Work out how many lines of the records contain "strata". Answer with the number and nothing else.

» **Records for this exercise**:
— start —

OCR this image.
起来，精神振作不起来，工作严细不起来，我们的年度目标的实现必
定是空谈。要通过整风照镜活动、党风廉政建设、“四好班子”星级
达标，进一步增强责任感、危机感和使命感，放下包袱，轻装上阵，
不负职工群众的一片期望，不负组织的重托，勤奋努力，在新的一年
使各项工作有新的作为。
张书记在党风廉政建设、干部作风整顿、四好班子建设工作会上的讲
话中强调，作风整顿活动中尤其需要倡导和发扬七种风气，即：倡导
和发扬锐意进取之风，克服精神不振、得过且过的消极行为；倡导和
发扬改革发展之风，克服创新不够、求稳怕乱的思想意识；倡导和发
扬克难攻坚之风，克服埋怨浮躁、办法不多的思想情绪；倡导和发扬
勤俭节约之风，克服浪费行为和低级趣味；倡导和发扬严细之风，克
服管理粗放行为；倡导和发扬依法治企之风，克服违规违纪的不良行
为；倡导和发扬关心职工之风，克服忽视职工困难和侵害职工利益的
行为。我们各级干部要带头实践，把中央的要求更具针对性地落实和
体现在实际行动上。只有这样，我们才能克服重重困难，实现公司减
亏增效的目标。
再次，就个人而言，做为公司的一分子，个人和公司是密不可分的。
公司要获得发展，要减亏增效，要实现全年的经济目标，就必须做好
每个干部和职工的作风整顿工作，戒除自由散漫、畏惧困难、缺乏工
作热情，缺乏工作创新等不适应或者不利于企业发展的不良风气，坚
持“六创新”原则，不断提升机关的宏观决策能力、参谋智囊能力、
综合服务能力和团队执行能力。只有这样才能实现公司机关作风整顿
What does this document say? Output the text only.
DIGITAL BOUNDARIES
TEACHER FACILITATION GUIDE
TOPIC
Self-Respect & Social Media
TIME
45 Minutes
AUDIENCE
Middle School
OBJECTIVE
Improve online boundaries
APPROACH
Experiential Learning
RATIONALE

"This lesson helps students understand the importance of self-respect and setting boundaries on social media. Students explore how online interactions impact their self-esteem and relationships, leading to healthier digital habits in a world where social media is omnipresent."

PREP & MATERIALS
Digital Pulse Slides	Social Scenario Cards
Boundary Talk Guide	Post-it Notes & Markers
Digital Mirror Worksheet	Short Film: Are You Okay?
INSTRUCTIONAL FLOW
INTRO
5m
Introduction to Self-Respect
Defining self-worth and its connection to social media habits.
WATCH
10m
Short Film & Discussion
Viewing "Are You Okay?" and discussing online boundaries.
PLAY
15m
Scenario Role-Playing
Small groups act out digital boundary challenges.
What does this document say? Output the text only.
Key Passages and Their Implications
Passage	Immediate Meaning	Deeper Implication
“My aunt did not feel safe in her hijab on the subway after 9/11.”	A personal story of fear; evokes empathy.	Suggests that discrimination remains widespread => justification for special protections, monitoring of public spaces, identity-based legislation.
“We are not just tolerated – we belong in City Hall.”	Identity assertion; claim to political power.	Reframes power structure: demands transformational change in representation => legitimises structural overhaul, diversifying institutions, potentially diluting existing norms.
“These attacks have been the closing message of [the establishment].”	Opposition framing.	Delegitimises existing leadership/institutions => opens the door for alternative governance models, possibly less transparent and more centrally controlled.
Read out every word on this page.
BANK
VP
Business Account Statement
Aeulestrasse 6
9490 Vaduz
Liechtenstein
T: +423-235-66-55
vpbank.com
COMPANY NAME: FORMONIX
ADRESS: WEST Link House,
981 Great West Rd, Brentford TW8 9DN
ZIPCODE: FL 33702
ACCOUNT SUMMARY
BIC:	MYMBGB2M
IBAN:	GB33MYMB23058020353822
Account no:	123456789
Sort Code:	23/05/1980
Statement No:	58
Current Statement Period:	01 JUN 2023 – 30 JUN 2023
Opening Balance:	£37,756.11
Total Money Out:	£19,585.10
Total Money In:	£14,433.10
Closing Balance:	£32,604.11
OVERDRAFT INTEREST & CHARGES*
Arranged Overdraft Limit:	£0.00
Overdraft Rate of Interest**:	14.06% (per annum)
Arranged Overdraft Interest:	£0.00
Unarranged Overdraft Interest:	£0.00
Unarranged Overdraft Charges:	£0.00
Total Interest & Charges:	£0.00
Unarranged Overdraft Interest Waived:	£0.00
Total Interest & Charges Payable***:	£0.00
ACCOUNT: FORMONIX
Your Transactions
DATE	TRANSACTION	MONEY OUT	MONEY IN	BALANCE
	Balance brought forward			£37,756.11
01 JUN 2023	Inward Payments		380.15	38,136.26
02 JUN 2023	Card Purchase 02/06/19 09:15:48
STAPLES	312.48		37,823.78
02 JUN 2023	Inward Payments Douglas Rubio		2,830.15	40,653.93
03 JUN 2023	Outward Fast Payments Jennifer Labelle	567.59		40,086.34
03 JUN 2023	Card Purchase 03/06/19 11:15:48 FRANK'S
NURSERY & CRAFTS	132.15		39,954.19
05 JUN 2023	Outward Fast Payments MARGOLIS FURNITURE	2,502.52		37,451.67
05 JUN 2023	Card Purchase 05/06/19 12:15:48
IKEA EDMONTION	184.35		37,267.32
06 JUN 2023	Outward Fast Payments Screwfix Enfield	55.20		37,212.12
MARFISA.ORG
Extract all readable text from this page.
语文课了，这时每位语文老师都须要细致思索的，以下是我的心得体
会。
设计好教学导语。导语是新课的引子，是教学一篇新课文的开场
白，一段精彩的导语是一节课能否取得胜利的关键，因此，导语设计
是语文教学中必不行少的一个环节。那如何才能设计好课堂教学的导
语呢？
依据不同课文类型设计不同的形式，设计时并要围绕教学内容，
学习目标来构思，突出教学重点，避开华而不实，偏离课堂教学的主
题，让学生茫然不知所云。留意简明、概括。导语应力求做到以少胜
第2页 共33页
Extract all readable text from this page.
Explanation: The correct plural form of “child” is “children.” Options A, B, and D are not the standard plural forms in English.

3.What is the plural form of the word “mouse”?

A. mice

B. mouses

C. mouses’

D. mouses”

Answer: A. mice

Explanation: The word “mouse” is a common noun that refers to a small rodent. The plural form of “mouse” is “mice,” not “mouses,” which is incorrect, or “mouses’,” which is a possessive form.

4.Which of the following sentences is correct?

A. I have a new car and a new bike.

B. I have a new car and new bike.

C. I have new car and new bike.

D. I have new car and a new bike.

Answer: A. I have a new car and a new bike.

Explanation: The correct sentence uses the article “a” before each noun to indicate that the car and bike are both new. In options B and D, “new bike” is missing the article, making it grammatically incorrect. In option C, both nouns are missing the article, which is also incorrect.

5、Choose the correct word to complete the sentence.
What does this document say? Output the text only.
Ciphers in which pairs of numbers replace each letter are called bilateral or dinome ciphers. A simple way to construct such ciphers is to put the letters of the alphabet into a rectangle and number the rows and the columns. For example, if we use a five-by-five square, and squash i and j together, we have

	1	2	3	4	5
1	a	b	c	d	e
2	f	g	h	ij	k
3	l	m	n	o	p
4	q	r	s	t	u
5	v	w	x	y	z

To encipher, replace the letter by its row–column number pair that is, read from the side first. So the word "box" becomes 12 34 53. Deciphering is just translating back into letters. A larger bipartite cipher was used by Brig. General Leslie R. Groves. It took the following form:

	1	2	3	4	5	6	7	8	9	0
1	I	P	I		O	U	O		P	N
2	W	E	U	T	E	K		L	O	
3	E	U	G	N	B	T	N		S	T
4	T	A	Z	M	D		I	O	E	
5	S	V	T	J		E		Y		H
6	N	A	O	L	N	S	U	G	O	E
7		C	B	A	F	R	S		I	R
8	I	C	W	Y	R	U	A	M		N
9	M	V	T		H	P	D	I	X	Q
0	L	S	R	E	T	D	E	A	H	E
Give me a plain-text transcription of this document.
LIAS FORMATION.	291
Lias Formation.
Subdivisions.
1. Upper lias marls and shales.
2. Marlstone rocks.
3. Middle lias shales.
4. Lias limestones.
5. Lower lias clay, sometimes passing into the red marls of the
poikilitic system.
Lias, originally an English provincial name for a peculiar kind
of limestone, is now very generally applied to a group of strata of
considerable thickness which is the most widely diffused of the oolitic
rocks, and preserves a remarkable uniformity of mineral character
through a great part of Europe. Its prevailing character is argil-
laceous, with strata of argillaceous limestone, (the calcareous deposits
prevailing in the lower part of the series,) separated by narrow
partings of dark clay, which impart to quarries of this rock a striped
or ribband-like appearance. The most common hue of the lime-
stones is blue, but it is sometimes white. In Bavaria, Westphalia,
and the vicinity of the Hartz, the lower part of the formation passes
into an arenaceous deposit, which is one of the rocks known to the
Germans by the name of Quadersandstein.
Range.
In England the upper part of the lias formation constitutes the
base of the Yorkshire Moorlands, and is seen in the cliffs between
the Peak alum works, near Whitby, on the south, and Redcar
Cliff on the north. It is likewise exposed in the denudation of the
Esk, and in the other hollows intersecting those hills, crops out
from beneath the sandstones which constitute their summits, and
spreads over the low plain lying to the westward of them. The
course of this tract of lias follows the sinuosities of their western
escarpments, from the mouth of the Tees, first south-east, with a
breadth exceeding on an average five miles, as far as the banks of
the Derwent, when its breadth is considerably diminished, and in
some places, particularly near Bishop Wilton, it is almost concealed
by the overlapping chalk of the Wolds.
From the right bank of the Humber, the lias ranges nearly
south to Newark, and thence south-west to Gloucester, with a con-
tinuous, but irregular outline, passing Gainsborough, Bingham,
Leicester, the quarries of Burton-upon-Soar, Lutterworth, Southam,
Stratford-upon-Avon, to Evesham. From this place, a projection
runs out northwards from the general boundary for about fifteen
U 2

— end —

» **Output for this exercise**:
2